Set down each line of the data below exactly as it stands, dropping the pictures.
━━━━━━━━━━
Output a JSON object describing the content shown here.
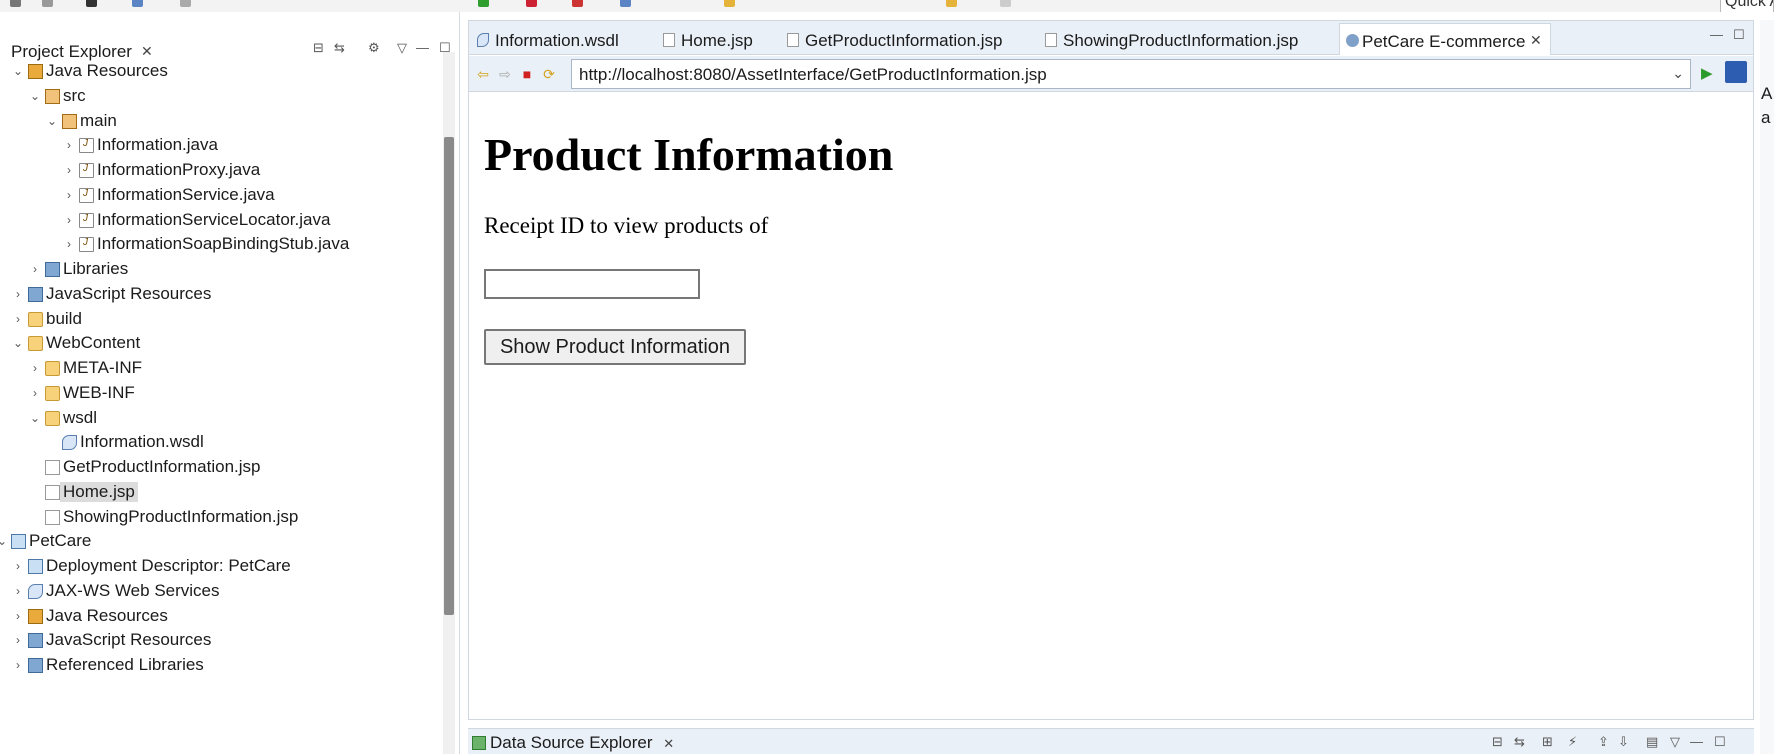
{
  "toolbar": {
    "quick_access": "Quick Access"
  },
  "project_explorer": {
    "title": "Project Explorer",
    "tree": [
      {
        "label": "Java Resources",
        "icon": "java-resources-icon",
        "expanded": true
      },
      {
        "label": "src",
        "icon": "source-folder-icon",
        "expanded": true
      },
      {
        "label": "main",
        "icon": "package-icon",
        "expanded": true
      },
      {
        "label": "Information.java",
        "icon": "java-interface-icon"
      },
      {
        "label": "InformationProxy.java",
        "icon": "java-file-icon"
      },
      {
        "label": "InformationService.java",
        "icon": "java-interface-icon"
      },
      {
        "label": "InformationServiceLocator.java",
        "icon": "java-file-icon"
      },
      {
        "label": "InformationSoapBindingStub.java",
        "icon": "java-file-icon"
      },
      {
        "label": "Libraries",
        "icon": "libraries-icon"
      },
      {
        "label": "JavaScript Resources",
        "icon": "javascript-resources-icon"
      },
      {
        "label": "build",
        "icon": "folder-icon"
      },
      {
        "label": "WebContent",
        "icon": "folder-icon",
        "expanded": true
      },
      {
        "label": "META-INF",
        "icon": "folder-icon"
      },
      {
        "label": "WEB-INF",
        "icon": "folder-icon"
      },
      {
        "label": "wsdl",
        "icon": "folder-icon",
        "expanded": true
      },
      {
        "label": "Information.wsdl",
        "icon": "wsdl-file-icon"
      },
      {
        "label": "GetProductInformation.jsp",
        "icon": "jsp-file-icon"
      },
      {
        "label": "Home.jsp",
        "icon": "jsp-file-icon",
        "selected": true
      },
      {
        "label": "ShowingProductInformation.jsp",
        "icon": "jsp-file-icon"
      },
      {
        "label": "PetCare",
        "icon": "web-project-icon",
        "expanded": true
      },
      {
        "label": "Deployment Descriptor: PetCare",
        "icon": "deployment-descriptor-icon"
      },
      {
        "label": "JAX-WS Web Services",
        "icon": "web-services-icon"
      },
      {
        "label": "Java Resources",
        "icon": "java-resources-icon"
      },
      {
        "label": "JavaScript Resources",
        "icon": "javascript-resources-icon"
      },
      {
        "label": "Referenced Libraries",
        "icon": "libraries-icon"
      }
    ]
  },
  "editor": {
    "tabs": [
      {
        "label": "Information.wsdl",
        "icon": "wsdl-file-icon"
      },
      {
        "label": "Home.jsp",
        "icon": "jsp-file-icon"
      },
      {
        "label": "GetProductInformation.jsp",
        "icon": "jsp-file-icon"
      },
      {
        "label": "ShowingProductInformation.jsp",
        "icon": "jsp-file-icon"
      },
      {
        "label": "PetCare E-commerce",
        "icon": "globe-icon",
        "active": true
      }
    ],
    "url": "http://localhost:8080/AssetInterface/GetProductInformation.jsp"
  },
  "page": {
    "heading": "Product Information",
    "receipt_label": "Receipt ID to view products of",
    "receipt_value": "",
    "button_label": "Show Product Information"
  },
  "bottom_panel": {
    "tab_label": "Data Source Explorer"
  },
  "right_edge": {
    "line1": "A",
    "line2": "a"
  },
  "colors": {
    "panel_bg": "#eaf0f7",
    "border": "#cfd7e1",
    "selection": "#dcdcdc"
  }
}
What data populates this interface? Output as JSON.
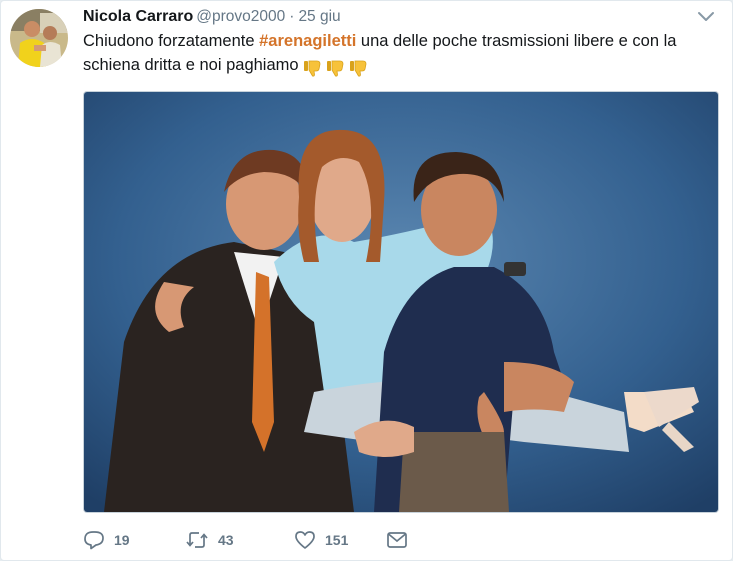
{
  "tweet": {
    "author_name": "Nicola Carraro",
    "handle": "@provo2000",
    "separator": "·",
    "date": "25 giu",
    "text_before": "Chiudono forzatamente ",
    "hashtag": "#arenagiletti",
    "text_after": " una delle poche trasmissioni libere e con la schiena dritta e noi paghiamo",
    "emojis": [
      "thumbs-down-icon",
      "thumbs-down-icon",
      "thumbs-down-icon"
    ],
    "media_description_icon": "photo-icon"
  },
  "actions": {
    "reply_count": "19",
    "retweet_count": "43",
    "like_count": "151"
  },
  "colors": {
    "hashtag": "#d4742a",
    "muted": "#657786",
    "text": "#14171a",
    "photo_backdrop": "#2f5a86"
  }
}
━━━━━━━━━━
**Complete output:**
Output a JSON object describing the content shown here.
{
  "toolbar": {
    "quick_access": "Quick Access"
  },
  "project_explorer": {
    "title": "Project Explorer",
    "tree": [
      {
        "label": "Java Resources",
        "icon": "java-resources-icon",
        "expanded": true
      },
      {
        "label": "src",
        "icon": "source-folder-icon",
        "expanded": true
      },
      {
        "label": "main",
        "icon": "package-icon",
        "expanded": true
      },
      {
        "label": "Information.java",
        "icon": "java-interface-icon"
      },
      {
        "label": "InformationProxy.java",
        "icon": "java-file-icon"
      },
      {
        "label": "InformationService.java",
        "icon": "java-interface-icon"
      },
      {
        "label": "InformationServiceLocator.java",
        "icon": "java-file-icon"
      },
      {
        "label": "InformationSoapBindingStub.java",
        "icon": "java-file-icon"
      },
      {
        "label": "Libraries",
        "icon": "libraries-icon"
      },
      {
        "label": "JavaScript Resources",
        "icon": "javascript-resources-icon"
      },
      {
        "label": "build",
        "icon": "folder-icon"
      },
      {
        "label": "WebContent",
        "icon": "folder-icon",
        "expanded": true
      },
      {
        "label": "META-INF",
        "icon": "folder-icon"
      },
      {
        "label": "WEB-INF",
        "icon": "folder-icon"
      },
      {
        "label": "wsdl",
        "icon": "folder-icon",
        "expanded": true
      },
      {
        "label": "Information.wsdl",
        "icon": "wsdl-file-icon"
      },
      {
        "label": "GetProductInformation.jsp",
        "icon": "jsp-file-icon"
      },
      {
        "label": "Home.jsp",
        "icon": "jsp-file-icon",
        "selected": true
      },
      {
        "label": "ShowingProductInformation.jsp",
        "icon": "jsp-file-icon"
      },
      {
        "label": "PetCare",
        "icon": "web-project-icon",
        "expanded": true
      },
      {
        "label": "Deployment Descriptor: PetCare",
        "icon": "deployment-descriptor-icon"
      },
      {
        "label": "JAX-WS Web Services",
        "icon": "web-services-icon"
      },
      {
        "label": "Java Resources",
        "icon": "java-resources-icon"
      },
      {
        "label": "JavaScript Resources",
        "icon": "javascript-resources-icon"
      },
      {
        "label": "Referenced Libraries",
        "icon": "libraries-icon"
      }
    ]
  },
  "editor": {
    "tabs": [
      {
        "label": "Information.wsdl",
        "icon": "wsdl-file-icon"
      },
      {
        "label": "Home.jsp",
        "icon": "jsp-file-icon"
      },
      {
        "label": "GetProductInformation.jsp",
        "icon": "jsp-file-icon"
      },
      {
        "label": "ShowingProductInformation.jsp",
        "icon": "jsp-file-icon"
      },
      {
        "label": "PetCare E-commerce",
        "icon": "globe-icon",
        "active": true
      }
    ],
    "url": "http://localhost:8080/AssetInterface/GetProductInformation.jsp"
  },
  "page": {
    "heading": "Product Information",
    "receipt_label": "Receipt ID to view products of",
    "receipt_value": "",
    "button_label": "Show Product Information"
  },
  "bottom_panel": {
    "tab_label": "Data Source Explorer"
  },
  "right_edge": {
    "line1": "A",
    "line2": "a"
  },
  "colors": {
    "panel_bg": "#eaf0f7",
    "border": "#cfd7e1",
    "selection": "#dcdcdc"
  }
}
What data populates this interface? Output as JSON.
{
  "tweet": {
    "author_name": "Nicola Carraro",
    "handle": "@provo2000",
    "separator": "·",
    "date": "25 giu",
    "text_before": "Chiudono forzatamente ",
    "hashtag": "#arenagiletti",
    "text_after": " una delle poche trasmissioni libere e con la schiena dritta e noi paghiamo",
    "emojis": [
      "thumbs-down-icon",
      "thumbs-down-icon",
      "thumbs-down-icon"
    ],
    "media_description_icon": "photo-icon"
  },
  "actions": {
    "reply_count": "19",
    "retweet_count": "43",
    "like_count": "151"
  },
  "colors": {
    "hashtag": "#d4742a",
    "muted": "#657786",
    "text": "#14171a",
    "photo_backdrop": "#2f5a86"
  }
}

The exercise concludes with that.